** Begin Extracted records **
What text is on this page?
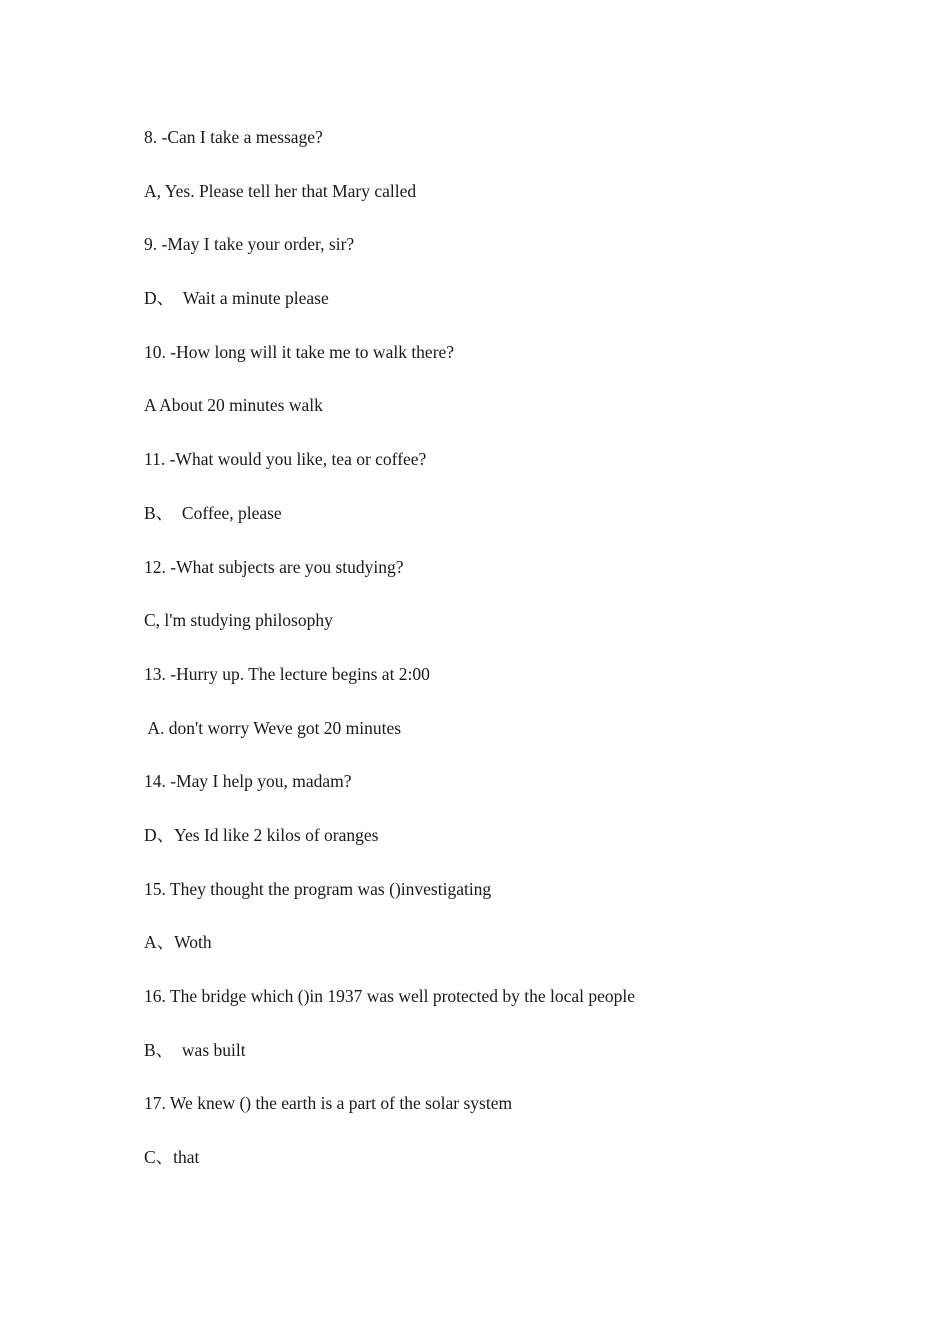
8. -Can I take a message?

A, Yes. Please tell her that Mary called

9. -May I take your order, sir?

D、  Wait a minute please

10. -How long will it take me to walk there?

A About 20 minutes walk

11. -What would you like, tea or coffee?

B、  Coffee, please

12. -What subjects are you studying?

C, l'm studying philosophy

13. -Hurry up. The lecture begins at 2:00

A. don't worry Weve got 20 minutes

14. -May I help you, madam?

D、Yes Id like 2 kilos of oranges

15. They thought the program was ()investigating

A、Woth

16. The bridge which ()in 1937 was well protected by the local people

B、  was built

17. We knew () the earth is a part of the solar system

C、that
** End Extracted records **
> Work required: All lines above with "that" in them should be returned.

> Worked answer:
A, Yes. Please tell her that Mary called
C、that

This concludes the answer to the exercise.